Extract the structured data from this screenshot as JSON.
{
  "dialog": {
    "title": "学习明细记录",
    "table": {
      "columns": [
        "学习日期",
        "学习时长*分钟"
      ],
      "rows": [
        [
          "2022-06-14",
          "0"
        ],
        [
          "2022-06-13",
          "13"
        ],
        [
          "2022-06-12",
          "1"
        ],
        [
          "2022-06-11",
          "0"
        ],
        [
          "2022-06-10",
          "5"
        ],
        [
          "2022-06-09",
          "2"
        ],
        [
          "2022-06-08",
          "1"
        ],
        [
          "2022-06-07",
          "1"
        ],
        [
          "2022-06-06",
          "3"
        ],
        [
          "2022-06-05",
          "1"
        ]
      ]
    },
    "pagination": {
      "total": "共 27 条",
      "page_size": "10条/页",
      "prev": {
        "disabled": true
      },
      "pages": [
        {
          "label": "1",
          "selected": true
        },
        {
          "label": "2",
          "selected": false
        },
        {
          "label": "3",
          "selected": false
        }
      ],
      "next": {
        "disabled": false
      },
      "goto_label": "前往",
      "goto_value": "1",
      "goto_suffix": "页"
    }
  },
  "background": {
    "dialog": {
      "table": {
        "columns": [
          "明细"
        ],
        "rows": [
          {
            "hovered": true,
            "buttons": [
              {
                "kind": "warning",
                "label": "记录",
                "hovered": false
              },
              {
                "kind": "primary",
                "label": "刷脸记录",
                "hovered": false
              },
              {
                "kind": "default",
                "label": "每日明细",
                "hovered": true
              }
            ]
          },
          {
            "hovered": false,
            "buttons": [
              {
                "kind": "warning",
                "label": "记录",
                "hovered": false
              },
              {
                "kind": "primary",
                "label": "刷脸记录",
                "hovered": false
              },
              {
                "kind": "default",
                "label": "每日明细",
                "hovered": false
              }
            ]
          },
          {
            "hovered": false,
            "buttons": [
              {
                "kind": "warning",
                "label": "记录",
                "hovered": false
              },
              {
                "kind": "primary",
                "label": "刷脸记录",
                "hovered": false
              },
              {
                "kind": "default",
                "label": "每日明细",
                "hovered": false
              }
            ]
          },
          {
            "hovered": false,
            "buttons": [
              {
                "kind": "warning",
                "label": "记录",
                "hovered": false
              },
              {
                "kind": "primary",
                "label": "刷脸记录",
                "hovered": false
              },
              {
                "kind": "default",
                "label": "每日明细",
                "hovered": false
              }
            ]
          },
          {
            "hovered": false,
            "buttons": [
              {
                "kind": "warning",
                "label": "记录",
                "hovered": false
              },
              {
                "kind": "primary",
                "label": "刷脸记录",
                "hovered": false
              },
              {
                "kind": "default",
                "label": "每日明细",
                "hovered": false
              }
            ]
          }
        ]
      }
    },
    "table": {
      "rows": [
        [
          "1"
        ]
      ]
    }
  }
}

____________________

Requirement:
Print all of the data exactly as it was given.

Solution:
Extract the structured data from this screenshot as JSON.
{
  "dialog": {
    "title": "学习明细记录",
    "table": {
      "columns": [
        "学习日期",
        "学习时长*分钟"
      ],
      "rows": [
        [
          "2022-06-14",
          "0"
        ],
        [
          "2022-06-13",
          "13"
        ],
        [
          "2022-06-12",
          "1"
        ],
        [
          "2022-06-11",
          "0"
        ],
        [
          "2022-06-10",
          "5"
        ],
        [
          "2022-06-09",
          "2"
        ],
        [
          "2022-06-08",
          "1"
        ],
        [
          "2022-06-07",
          "1"
        ],
        [
          "2022-06-06",
          "3"
        ],
        [
          "2022-06-05",
          "1"
        ]
      ]
    },
    "pagination": {
      "total": "共 27 条",
      "page_size": "10条/页",
      "prev": {
        "disabled": true
      },
      "pages": [
        {
          "label": "1",
          "selected": true
        },
        {
          "label": "2",
          "selected": false
        },
        {
          "label": "3",
          "selected": false
        }
      ],
      "next": {
        "disabled": false
      },
      "goto_label": "前往",
      "goto_value": "1",
      "goto_suffix": "页"
    }
  },
  "background": {
    "dialog": {
      "table": {
        "columns": [
          "明细"
        ],
        "rows": [
          {
            "hovered": true,
            "buttons": [
              {
                "kind": "warning",
                "label": "记录",
                "hovered": false
              },
              {
                "kind": "primary",
                "label": "刷脸记录",
                "hovered": false
              },
              {
                "kind": "default",
                "label": "每日明细",
                "hovered": true
              }
            ]
          },
          {
            "hovered": false,
            "buttons": [
              {
                "kind": "warning",
                "label": "记录",
                "hovered": false
              },
              {
                "kind": "primary",
                "label": "刷脸记录",
                "hovered": false
              },
              {
                "kind": "default",
                "label": "每日明细",
                "hovered": false
              }
            ]
          },
          {
            "hovered": false,
            "buttons": [
              {
                "kind": "warning",
                "label": "记录",
                "hovered": false
              },
              {
                "kind": "primary",
                "label": "刷脸记录",
                "hovered": false
              },
              {
                "kind": "default",
                "label": "每日明细",
                "hovered": false
              }
            ]
          },
          {
            "hovered": false,
            "buttons": [
              {
                "kind": "warning",
                "label": "记录",
                "hovered": false
              },
              {
                "kind": "primary",
                "label": "刷脸记录",
                "hovered": false
              },
              {
                "kind": "default",
                "label": "每日明细",
                "hovered": false
              }
            ]
          },
          {
            "hovered": false,
            "buttons": [
              {
                "kind": "warning",
                "label": "记录",
                "hovered": false
              },
              {
                "kind": "primary",
                "label": "刷脸记录",
                "hovered": false
              },
              {
                "kind": "default",
                "label": "每日明细",
                "hovered": false
              }
            ]
          }
        ]
      }
    },
    "table": {
      "rows": [
        [
          "1"
        ]
      ]
    }
  }
}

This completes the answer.